§ What you will do
Filter the data below, keeping only lines that contain "zsyouxie".

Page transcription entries

···

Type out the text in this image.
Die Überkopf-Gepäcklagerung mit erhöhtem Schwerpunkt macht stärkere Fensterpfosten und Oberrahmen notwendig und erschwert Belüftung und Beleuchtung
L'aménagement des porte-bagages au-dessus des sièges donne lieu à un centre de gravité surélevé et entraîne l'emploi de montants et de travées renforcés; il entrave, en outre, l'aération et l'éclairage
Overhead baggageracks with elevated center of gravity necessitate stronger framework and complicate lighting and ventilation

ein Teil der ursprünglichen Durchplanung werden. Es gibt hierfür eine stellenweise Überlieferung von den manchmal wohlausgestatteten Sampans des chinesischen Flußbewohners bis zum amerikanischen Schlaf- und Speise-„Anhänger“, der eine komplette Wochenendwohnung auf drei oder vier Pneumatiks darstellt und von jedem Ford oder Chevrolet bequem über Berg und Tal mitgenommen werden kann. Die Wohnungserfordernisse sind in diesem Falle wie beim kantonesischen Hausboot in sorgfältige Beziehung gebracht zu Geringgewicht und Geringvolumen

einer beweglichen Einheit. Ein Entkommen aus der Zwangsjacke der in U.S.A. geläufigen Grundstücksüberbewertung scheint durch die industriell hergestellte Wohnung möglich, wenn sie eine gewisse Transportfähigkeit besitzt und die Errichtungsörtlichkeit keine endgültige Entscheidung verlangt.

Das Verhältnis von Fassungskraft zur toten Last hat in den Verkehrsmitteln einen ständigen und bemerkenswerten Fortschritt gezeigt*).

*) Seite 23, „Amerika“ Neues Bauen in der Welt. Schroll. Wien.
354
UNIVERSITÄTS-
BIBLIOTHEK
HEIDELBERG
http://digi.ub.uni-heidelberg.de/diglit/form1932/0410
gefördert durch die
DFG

···

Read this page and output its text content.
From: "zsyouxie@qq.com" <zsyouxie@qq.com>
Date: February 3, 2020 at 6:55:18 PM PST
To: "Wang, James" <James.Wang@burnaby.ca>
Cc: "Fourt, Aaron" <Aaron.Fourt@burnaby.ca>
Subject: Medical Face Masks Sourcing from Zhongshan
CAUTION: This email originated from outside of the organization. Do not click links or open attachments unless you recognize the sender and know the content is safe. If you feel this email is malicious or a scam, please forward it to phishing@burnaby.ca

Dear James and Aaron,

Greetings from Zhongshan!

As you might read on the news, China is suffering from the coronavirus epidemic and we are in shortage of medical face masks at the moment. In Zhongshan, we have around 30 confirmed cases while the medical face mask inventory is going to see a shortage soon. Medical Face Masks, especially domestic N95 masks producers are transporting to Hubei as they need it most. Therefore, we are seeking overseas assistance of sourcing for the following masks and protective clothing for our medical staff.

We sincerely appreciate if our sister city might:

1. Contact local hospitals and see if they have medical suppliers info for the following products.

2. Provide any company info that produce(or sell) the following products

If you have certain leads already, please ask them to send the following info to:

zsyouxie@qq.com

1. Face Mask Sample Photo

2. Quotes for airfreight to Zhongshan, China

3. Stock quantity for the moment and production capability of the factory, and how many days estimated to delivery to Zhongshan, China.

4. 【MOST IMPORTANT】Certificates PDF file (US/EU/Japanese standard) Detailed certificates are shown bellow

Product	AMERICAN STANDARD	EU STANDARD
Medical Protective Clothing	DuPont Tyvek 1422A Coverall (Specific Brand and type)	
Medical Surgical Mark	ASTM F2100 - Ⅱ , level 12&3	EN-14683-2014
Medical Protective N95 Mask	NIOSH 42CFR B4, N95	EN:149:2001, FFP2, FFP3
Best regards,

···

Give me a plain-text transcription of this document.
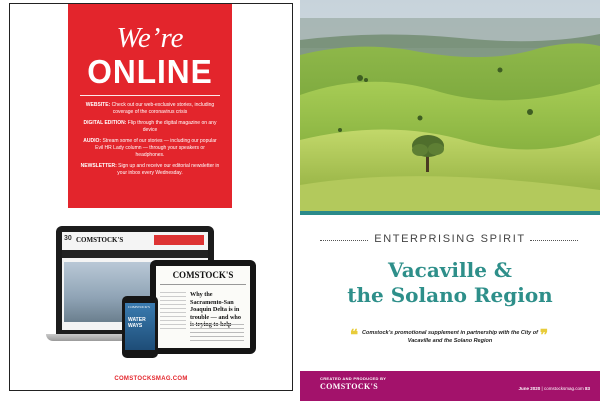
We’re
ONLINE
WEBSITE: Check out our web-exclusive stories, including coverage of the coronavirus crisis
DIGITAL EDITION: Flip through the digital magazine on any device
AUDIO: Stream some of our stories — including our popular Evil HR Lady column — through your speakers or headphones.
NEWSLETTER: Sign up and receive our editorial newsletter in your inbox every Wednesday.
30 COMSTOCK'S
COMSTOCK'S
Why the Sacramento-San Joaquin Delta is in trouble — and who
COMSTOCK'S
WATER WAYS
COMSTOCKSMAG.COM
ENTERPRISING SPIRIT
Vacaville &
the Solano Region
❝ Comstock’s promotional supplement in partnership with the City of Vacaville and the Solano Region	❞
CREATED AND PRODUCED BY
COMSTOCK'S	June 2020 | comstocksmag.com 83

···

§ Exercise answer
From: "zsyouxie@qq.com" <zsyouxie@qq.com>
zsyouxie@qq.com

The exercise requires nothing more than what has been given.